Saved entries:
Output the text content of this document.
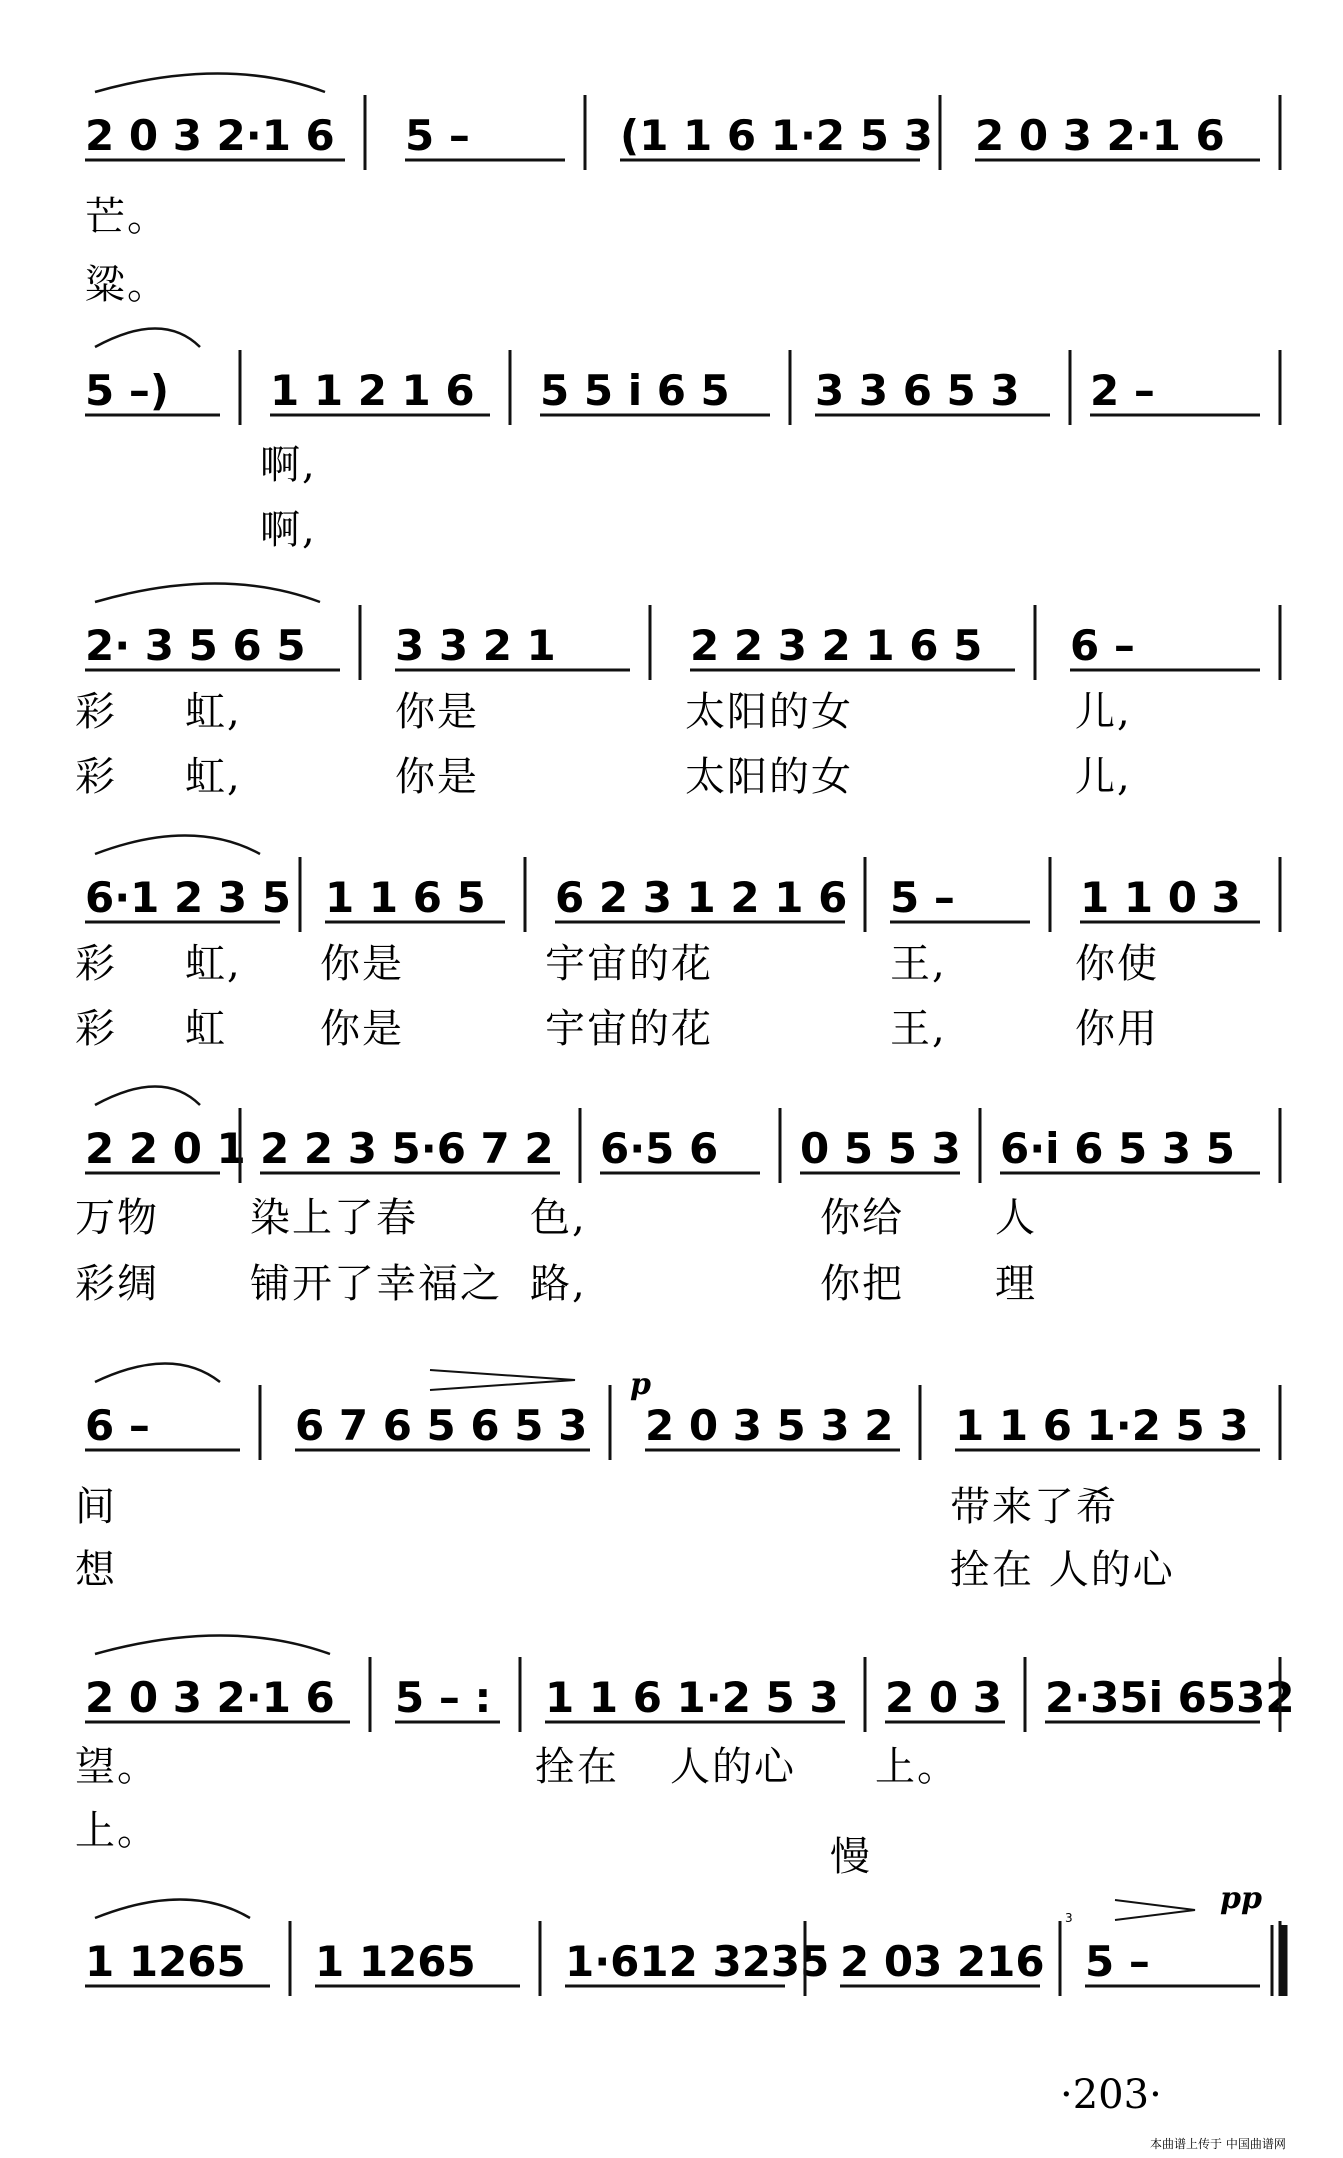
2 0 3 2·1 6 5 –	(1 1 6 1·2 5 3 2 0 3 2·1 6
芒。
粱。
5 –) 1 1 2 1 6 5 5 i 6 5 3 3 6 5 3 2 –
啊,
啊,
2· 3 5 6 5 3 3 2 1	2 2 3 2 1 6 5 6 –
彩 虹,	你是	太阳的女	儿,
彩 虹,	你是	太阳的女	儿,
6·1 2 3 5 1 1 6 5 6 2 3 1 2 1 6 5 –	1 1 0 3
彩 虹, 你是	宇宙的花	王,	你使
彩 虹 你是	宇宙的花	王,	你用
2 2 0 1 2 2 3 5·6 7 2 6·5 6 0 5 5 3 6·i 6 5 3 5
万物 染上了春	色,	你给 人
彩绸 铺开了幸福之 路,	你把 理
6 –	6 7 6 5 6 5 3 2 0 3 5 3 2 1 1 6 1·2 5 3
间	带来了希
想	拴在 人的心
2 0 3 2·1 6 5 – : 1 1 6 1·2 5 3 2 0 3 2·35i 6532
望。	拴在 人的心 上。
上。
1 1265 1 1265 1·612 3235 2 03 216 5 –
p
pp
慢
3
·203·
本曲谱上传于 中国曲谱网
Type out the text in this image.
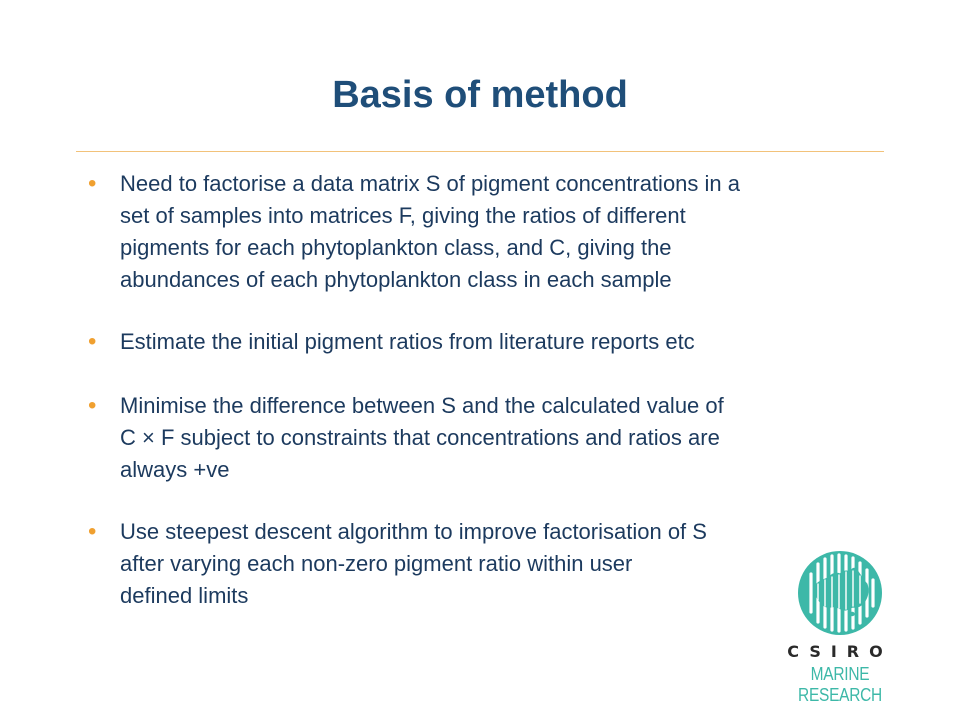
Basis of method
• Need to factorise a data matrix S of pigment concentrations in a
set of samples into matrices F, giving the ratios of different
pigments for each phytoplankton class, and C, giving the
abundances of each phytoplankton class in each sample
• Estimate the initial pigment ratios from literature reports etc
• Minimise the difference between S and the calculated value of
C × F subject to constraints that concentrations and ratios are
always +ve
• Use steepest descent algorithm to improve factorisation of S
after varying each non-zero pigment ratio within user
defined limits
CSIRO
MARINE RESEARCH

PROBLEM DETAILS: Repeat the records above exactly, leaving out the pictures.

FULL OUTPUT:
Output the text content of this document.
2 0 3 2·1 6 5 –	(1 1 6 1·2 5 3 2 0 3 2·1 6
芒。
粱。
5 –) 1 1 2 1 6 5 5 i 6 5 3 3 6 5 3 2 –
啊,
啊,
2· 3 5 6 5 3 3 2 1	2 2 3 2 1 6 5 6 –
彩 虹,	你是	太阳的女	儿,
彩 虹,	你是	太阳的女	儿,
6·1 2 3 5 1 1 6 5 6 2 3 1 2 1 6 5 –	1 1 0 3
彩 虹, 你是	宇宙的花	王,	你使
彩 虹 你是	宇宙的花	王,	你用
2 2 0 1 2 2 3 5·6 7 2 6·5 6 0 5 5 3 6·i 6 5 3 5
万物 染上了春	色,	你给 人
彩绸 铺开了幸福之 路,	你把 理
6 –	6 7 6 5 6 5 3 2 0 3 5 3 2 1 1 6 1·2 5 3
间	带来了希
想	拴在 人的心
2 0 3 2·1 6 5 – : 1 1 6 1·2 5 3 2 0 3 2·35i 6532
望。	拴在 人的心 上。
上。
1 1265 1 1265 1·612 3235 2 03 216 5 –
p
pp
慢
3
·203·
本曲谱上传于 中国曲谱网
Type out the text in this image.
Basis of method
• Need to factorise a data matrix S of pigment concentrations in a
set of samples into matrices F, giving the ratios of different
pigments for each phytoplankton class, and C, giving the
abundances of each phytoplankton class in each sample
• Estimate the initial pigment ratios from literature reports etc
• Minimise the difference between S and the calculated value of
C × F subject to constraints that concentrations and ratios are
always +ve
• Use steepest descent algorithm to improve factorisation of S
after varying each non-zero pigment ratio within user
defined limits
CSIRO
MARINE RESEARCH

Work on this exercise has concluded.